**INPUT RECORDS:**

** BEGIN **

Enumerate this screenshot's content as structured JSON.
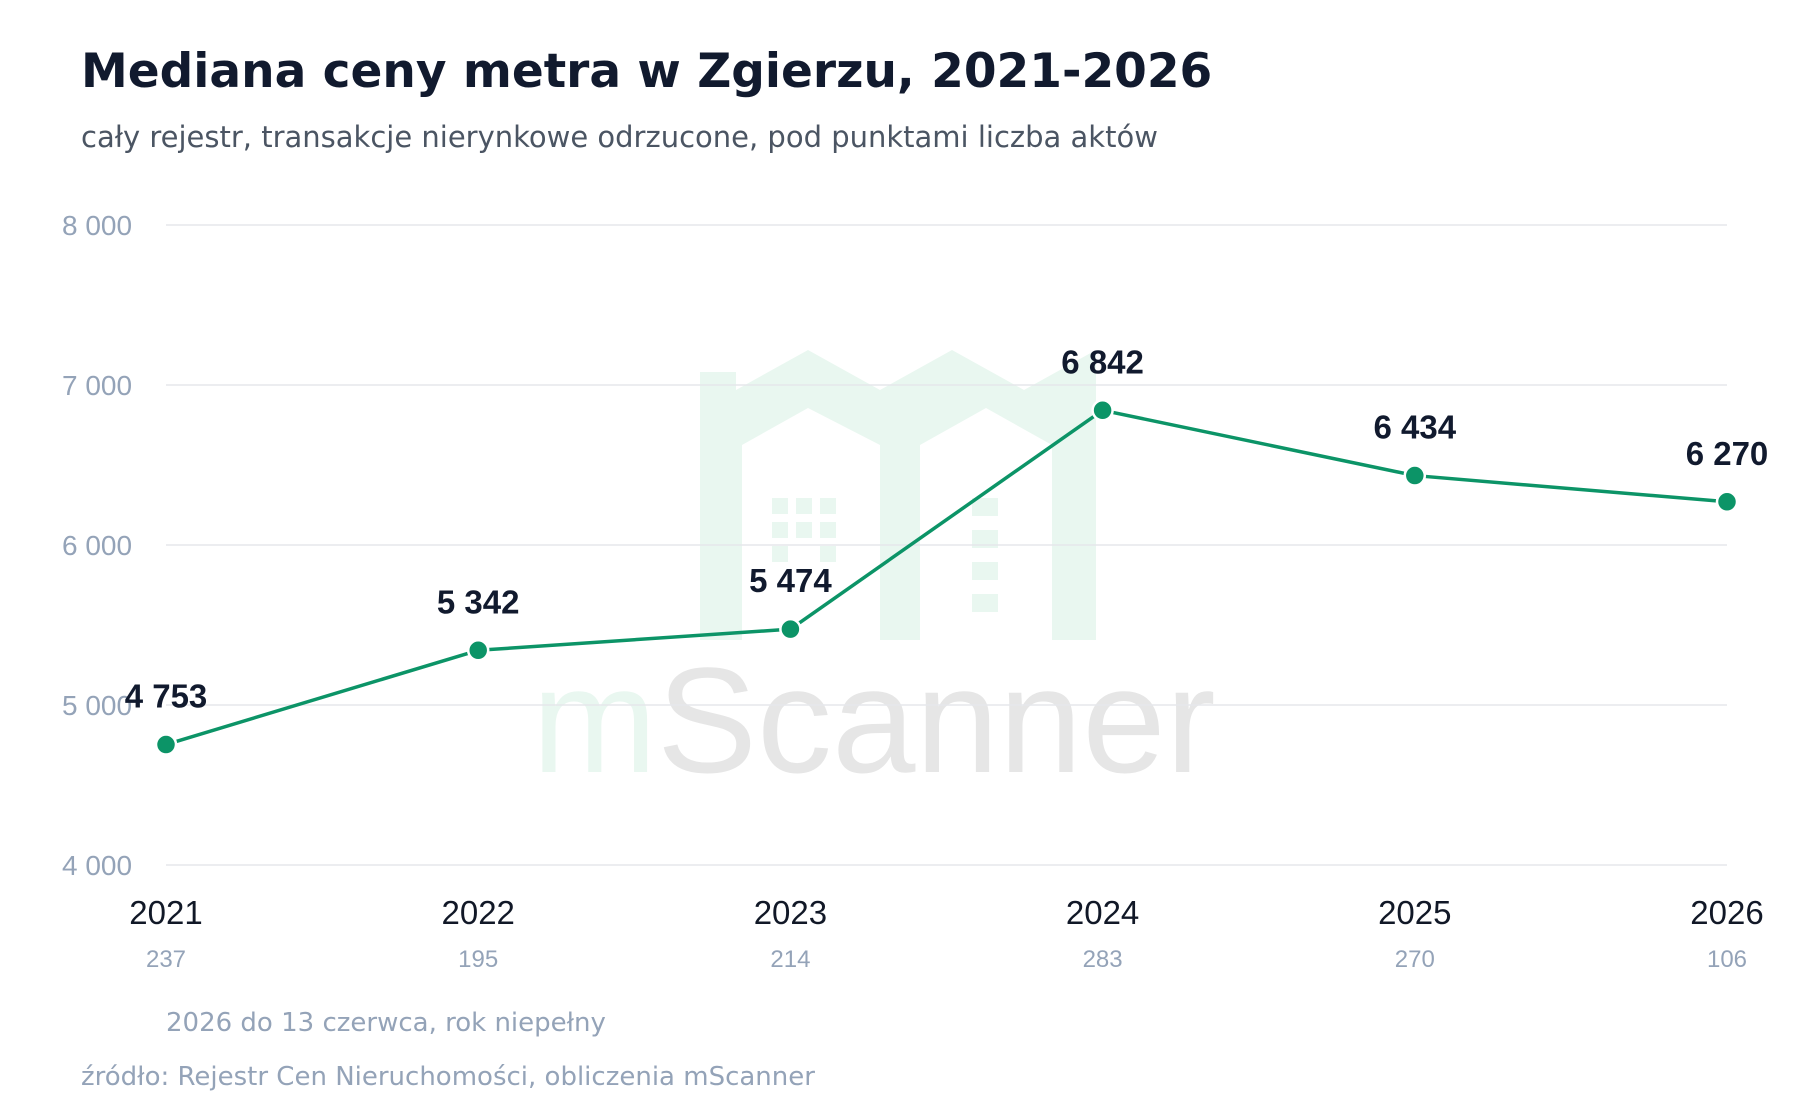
{
  "title": "Mediana ceny metra w Zgierzu, 2021-2026",
  "subtitle": "cały rejestr, transakcje nierynkowe odrzucone, pod punktami liczba aktów",
  "footnote": "2026 do 13 czerwca, rok niepełny",
  "source": "źródło: Rejestr Cen Nieruchomości, obliczenia mScanner",
  "watermark": {
    "prefix": "m",
    "text": "Scanner",
    "prefix_color": "#e9f7f0",
    "text_color": "#e6e6e6",
    "logo_color": "#e9f7f0"
  },
  "chart_data": {
    "type": "line",
    "categories": [
      "2021",
      "2022",
      "2023",
      "2024",
      "2025",
      "2026"
    ],
    "values": [
      4753,
      5342,
      5474,
      6842,
      6434,
      6270
    ],
    "value_labels": [
      "4 753",
      "5 342",
      "5 474",
      "6 842",
      "6 434",
      "6 270"
    ],
    "counts": [
      "237",
      "195",
      "214",
      "283",
      "270",
      "106"
    ],
    "ylim": [
      4000,
      8000
    ],
    "yticks": [
      4000,
      5000,
      6000,
      7000,
      8000
    ],
    "ytick_labels": [
      "4 000",
      "5 000",
      "6 000",
      "7 000",
      "8 000"
    ],
    "grid": true,
    "line_color": "#0c9467",
    "grid_color": "#e5e7eb",
    "tick_color": "#94a3b8"
  }
}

** END **

**GIVEN TASK:** Pictures excluded, quote all the data above exactly.

**FINAL ANSWER:**
Enumerate this screenshot's content as structured JSON.
{
  "title": "Mediana ceny metra w Zgierzu, 2021-2026",
  "subtitle": "cały rejestr, transakcje nierynkowe odrzucone, pod punktami liczba aktów",
  "footnote": "2026 do 13 czerwca, rok niepełny",
  "source": "źródło: Rejestr Cen Nieruchomości, obliczenia mScanner",
  "watermark": {
    "prefix": "m",
    "text": "Scanner",
    "prefix_color": "#e9f7f0",
    "text_color": "#e6e6e6",
    "logo_color": "#e9f7f0"
  },
  "chart_data": {
    "type": "line",
    "categories": [
      "2021",
      "2022",
      "2023",
      "2024",
      "2025",
      "2026"
    ],
    "values": [
      4753,
      5342,
      5474,
      6842,
      6434,
      6270
    ],
    "value_labels": [
      "4 753",
      "5 342",
      "5 474",
      "6 842",
      "6 434",
      "6 270"
    ],
    "counts": [
      "237",
      "195",
      "214",
      "283",
      "270",
      "106"
    ],
    "ylim": [
      4000,
      8000
    ],
    "yticks": [
      4000,
      5000,
      6000,
      7000,
      8000
    ],
    "ytick_labels": [
      "4 000",
      "5 000",
      "6 000",
      "7 000",
      "8 000"
    ],
    "grid": true,
    "line_color": "#0c9467",
    "grid_color": "#e5e7eb",
    "tick_color": "#94a3b8"
  }
}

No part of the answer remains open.